Find each line that has the string "gwiazdy" and give the total, with nothing else.

******************************

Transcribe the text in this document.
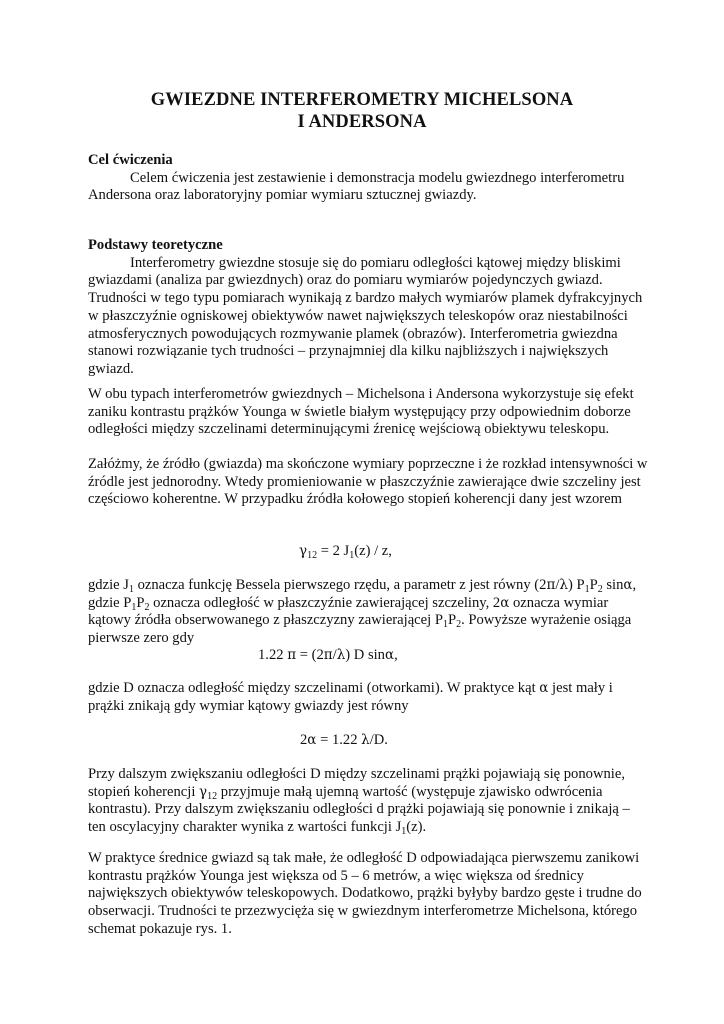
GWIEZDNE INTERFEROMETRY MICHELSONA
I ANDERSONA
Cel ćwiczenia
Celem ćwiczenia jest zestawienie i demonstracja modelu gwiezdnego interferometru Andersona oraz laboratoryjny pomiar wymiaru sztucznej gwiazdy.
Podstawy teoretyczne
Interferometry gwiezdne stosuje się do pomiaru odległości kątowej między bliskimi gwiazdami (analiza par gwiezdnych) oraz do pomiaru wymiarów pojedynczych gwiazd. Trudności w tego typu pomiarach wynikają z bardzo małych wymiarów plamek dyfrakcyjnych w płaszczyźnie ogniskowej obiektywów nawet największych teleskopów oraz niestabilności atmosferycznych powodujących rozmywanie plamek (obrazów). Interferometria gwiezdna stanowi rozwiązanie tych trudności – przynajmniej dla kilku najbliższych i największych gwiazd.
W obu typach interferometrów gwiezdnych – Michelsona i Andersona wykorzystuje się efekt zaniku kontrastu prążków Younga w świetle białym występujący przy odpowiednim doborze odległości między szczelinami determinującymi źrenicę wejściową obiektywu teleskopu.
Załóżmy, że źródło (gwiazda) ma skończone wymiary poprzeczne i że rozkład intensywności w źródle jest jednorodny. Wtedy promieniowanie w płaszczyźnie zawierające dwie szczeliny jest częściowo koherentne. W przypadku źródła kołowego stopień koherencji dany jest wzorem
$\gamma_{12} = 2$ $J_1(z)$ / z,
gdzie $J_1$ oznacza funkcję Bessela pierwszego rzędu, a parametr z jest równy (2π/λ) $P_1P_2$ sinα, gdzie $P_1P_2$ oznacza odległość w płaszczyźnie zawierającej szczeliny, 2α oznacza wymiar kątowy źródła obserwowanego z płaszczyzny zawierającej $P_1P_2$. Powyższe wyrażenie osiąga pierwsze zero gdy
1.22 π = (2π/λ) D sinα,
gdzie D oznacza odległość między szczelinami (otworkami). W praktyce kąt α jest mały i prążki znikają gdy wymiar kątowy gwiazdy jest równy
2α = 1.22 λ/D.
Przy dalszym zwiększaniu odległości D między szczelinami prążki pojawiają się ponownie, stopień koherencji $\gamma_{12}$ przyjmuje małą ujemną wartość (występuje zjawisko odwrócenia kontrastu). Przy dalszym zwiększaniu odległości d prążki pojawiają się ponownie i znikają – ten oscylacyjny charakter wynika z wartości funkcji $J_1(z)$.
W praktyce średnice gwiazd są tak małe, że odległość D odpowiadająca pierwszemu zanikowi kontrastu prążków Younga jest większa od 5 – 6 metrów, a więc większa od średnicy największych obiektywów teleskopowych. Dodatkowo, prążki byłyby bardzo gęste i trudne do obserwacji. Trudności te przezwycięża się w gwiezdnym interferometrze Michelsona, którego schemat pokazuje rys. 1.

******************************

_ANSWER TO THE PROBLEM:_ 2